# start of PROVIDED RECORDS

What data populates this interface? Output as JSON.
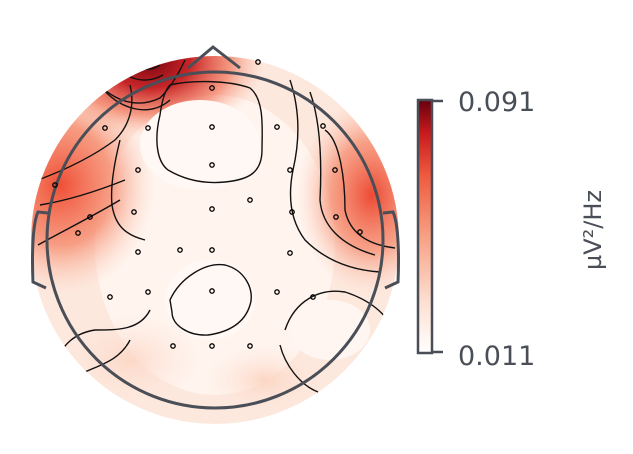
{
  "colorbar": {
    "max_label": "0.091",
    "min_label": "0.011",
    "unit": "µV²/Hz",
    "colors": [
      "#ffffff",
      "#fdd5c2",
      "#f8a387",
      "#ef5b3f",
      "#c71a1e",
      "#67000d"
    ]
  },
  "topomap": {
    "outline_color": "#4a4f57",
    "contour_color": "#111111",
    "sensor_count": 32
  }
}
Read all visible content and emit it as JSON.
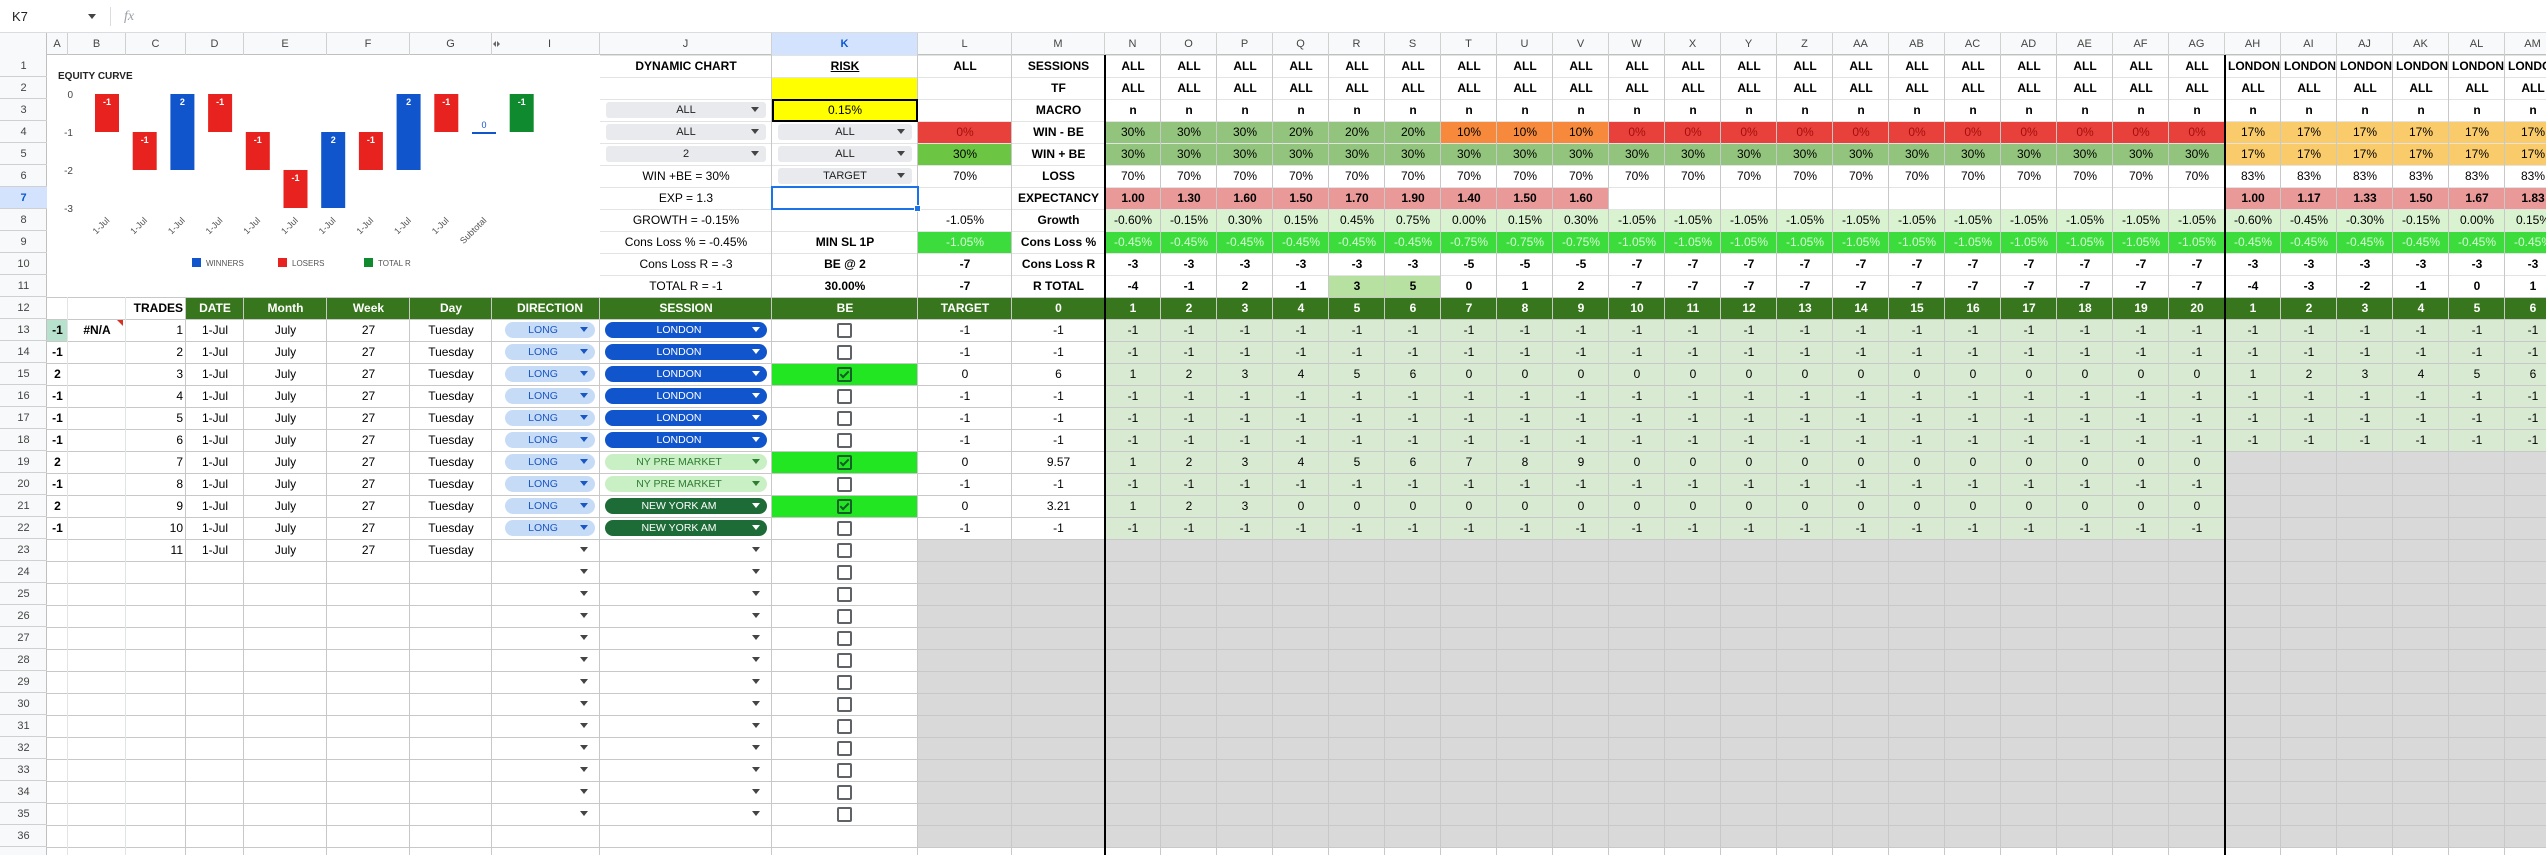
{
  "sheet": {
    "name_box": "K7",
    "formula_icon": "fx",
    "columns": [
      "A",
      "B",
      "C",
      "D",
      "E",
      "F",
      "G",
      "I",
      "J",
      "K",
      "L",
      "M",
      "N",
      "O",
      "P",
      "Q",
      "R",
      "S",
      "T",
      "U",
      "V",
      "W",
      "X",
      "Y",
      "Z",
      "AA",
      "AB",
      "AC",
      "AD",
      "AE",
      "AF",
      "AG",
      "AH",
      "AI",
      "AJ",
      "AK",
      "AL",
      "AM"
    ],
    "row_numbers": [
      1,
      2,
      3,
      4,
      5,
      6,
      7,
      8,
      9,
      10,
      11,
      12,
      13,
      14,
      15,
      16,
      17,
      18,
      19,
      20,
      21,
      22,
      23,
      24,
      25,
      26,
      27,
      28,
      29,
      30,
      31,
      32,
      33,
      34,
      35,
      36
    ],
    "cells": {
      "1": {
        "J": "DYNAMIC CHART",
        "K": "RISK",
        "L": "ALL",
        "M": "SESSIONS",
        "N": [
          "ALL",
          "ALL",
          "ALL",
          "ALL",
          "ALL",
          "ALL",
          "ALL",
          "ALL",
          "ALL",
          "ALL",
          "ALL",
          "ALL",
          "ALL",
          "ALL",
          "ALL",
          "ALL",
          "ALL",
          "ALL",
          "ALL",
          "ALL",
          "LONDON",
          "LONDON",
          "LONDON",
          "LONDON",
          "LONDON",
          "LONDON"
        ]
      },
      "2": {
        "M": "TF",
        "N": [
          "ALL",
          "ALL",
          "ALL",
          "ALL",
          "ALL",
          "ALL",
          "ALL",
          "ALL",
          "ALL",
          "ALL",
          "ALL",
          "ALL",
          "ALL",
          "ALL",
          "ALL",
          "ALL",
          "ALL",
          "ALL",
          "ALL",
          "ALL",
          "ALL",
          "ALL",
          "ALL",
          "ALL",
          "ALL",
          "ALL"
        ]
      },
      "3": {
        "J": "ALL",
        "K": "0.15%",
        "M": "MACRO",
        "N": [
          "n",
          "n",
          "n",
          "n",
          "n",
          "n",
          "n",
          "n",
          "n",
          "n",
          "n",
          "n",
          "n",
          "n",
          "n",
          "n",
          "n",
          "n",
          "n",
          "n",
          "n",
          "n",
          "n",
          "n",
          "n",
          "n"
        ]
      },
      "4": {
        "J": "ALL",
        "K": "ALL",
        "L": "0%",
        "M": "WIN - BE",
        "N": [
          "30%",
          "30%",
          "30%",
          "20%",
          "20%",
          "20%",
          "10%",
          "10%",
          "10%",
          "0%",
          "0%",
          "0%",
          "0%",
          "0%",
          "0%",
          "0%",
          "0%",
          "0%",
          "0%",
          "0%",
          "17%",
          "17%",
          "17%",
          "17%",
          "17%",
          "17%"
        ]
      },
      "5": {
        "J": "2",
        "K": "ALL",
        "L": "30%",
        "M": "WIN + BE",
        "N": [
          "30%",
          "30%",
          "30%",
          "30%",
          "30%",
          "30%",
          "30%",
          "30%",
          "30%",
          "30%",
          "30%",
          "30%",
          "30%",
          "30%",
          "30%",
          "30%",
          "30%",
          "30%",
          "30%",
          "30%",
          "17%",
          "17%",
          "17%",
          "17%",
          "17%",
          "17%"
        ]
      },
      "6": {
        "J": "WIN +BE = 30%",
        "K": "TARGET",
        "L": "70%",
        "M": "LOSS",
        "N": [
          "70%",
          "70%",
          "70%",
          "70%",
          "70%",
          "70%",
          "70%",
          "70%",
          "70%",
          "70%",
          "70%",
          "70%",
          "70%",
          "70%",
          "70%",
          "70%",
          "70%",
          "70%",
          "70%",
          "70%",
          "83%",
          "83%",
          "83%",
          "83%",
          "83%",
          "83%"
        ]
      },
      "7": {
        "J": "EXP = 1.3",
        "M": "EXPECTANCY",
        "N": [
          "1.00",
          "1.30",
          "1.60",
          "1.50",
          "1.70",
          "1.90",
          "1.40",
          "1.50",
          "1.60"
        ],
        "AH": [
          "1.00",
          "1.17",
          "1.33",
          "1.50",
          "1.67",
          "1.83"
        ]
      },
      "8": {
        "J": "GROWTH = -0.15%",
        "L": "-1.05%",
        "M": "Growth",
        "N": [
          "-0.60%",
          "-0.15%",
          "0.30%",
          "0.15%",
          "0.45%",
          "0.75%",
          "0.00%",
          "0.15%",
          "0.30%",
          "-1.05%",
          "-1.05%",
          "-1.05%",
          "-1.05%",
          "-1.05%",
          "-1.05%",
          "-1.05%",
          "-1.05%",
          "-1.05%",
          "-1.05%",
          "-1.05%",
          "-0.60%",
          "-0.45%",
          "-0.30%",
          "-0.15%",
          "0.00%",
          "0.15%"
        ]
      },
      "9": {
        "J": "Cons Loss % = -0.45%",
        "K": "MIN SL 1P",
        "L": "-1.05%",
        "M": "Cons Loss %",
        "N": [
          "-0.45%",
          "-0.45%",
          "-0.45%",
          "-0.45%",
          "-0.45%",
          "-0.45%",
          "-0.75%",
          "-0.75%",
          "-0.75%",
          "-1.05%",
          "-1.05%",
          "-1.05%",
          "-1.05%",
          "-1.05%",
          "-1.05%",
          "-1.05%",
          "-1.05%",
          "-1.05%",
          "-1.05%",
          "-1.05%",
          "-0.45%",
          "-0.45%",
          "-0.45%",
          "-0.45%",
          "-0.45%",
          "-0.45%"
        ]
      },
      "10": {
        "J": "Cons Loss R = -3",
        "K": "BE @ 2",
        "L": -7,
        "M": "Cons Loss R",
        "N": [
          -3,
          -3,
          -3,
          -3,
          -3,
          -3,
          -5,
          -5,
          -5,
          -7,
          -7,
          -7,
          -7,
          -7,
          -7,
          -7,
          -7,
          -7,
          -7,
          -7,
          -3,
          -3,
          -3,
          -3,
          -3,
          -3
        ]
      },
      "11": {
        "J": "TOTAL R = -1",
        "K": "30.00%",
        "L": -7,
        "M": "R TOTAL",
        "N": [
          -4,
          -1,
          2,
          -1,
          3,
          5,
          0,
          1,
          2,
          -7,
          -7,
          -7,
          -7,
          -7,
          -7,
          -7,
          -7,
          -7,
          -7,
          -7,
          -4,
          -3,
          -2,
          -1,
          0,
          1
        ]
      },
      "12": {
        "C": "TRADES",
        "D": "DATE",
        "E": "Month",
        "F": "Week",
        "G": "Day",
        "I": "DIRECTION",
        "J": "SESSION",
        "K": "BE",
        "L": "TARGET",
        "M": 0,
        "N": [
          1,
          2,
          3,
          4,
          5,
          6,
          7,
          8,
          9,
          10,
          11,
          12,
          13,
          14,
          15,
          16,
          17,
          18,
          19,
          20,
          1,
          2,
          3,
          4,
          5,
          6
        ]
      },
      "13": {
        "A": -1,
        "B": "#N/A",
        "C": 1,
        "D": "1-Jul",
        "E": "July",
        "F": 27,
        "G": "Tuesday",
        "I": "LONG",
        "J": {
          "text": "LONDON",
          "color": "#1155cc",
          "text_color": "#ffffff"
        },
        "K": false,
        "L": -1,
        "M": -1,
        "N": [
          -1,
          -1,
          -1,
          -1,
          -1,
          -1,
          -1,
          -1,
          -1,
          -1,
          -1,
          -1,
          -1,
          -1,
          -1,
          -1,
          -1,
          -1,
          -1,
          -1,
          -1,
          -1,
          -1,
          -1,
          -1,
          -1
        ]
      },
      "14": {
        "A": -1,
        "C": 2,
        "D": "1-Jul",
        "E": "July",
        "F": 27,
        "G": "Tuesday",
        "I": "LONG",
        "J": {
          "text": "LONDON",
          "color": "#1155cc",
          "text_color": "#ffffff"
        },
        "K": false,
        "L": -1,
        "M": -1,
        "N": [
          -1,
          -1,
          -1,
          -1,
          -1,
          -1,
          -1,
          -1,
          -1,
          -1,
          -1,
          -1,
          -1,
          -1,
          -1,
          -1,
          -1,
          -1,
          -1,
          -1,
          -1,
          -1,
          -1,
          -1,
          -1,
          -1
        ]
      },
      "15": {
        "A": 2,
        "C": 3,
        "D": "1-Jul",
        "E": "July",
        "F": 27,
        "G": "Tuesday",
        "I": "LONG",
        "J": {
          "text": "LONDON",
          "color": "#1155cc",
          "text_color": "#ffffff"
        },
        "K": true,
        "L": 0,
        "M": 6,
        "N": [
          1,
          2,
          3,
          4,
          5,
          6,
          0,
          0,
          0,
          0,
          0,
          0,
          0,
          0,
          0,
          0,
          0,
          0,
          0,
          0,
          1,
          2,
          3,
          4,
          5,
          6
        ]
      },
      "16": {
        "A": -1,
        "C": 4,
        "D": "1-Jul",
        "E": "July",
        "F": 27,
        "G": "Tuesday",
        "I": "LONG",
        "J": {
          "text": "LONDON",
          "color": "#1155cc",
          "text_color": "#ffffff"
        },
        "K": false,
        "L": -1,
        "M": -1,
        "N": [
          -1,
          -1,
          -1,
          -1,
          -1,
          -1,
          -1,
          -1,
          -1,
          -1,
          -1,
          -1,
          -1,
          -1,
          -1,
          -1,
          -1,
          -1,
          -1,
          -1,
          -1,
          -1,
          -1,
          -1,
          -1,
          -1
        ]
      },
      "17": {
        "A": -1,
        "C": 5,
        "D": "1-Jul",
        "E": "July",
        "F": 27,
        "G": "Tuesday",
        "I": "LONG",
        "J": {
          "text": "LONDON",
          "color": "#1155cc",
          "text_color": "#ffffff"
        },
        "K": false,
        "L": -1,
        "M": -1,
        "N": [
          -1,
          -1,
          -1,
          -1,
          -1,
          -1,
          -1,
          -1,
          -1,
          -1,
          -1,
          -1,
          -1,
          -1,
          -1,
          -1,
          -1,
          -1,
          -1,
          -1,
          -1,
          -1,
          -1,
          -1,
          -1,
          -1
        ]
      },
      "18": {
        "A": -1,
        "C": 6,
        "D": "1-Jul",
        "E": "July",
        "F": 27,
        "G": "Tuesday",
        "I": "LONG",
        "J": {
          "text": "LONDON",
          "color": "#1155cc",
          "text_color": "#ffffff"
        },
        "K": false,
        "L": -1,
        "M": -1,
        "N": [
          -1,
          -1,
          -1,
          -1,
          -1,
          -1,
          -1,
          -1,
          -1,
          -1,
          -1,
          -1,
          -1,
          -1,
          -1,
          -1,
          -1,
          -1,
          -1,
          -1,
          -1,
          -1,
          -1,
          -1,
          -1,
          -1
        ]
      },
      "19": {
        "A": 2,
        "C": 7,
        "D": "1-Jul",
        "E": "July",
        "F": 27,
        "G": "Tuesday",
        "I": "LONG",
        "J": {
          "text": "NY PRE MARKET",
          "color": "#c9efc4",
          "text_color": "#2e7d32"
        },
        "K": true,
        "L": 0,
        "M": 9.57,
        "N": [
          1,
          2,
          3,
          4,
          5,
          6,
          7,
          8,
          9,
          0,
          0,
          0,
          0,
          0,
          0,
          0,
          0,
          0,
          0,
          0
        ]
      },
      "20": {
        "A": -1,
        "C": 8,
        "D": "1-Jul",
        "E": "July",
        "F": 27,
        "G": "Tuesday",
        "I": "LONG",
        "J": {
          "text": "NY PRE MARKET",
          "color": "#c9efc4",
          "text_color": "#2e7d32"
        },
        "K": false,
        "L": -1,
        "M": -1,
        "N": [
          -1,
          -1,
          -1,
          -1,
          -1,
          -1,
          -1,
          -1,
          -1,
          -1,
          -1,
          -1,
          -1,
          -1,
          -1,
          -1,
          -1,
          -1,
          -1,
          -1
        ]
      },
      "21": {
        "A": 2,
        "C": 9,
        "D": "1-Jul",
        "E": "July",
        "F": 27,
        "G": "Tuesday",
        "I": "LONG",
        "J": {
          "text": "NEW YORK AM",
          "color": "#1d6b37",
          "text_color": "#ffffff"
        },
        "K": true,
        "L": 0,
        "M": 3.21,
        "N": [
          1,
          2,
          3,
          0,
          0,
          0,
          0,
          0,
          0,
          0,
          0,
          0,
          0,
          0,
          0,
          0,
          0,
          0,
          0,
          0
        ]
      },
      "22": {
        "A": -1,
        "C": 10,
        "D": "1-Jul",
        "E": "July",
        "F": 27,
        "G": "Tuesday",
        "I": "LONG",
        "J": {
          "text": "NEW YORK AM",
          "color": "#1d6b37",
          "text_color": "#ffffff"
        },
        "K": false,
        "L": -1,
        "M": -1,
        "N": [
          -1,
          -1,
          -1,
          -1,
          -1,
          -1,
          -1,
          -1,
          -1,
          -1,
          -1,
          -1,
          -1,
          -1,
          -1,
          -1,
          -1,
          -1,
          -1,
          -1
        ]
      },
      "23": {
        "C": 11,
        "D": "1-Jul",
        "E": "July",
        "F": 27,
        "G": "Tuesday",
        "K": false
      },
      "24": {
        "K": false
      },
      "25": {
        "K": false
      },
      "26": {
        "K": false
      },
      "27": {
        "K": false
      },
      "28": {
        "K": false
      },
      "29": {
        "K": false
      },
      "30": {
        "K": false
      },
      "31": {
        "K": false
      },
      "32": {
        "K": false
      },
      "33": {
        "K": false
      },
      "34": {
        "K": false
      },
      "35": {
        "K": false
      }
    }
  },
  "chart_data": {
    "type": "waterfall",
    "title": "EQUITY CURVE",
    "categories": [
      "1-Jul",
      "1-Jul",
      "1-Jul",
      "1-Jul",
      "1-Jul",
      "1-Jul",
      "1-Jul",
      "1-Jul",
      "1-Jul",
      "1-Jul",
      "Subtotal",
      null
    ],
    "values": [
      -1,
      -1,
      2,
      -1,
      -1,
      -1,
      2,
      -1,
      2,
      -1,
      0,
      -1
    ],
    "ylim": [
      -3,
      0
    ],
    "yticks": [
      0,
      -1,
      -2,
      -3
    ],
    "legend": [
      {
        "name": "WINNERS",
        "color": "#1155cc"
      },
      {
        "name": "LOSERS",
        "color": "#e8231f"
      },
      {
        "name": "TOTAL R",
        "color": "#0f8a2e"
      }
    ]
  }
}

# end of PROVIDED RECORDS

== TASK GOAL ==
Keep only the lines that hold the string "Cons", and copy them out.

== RESPONSE TO THIS TASK ==
        "J": "Cons Loss % = -0.45%",
        "M": "Cons Loss %",
        "J": "Cons Loss R = -3",
        "M": "Cons Loss R",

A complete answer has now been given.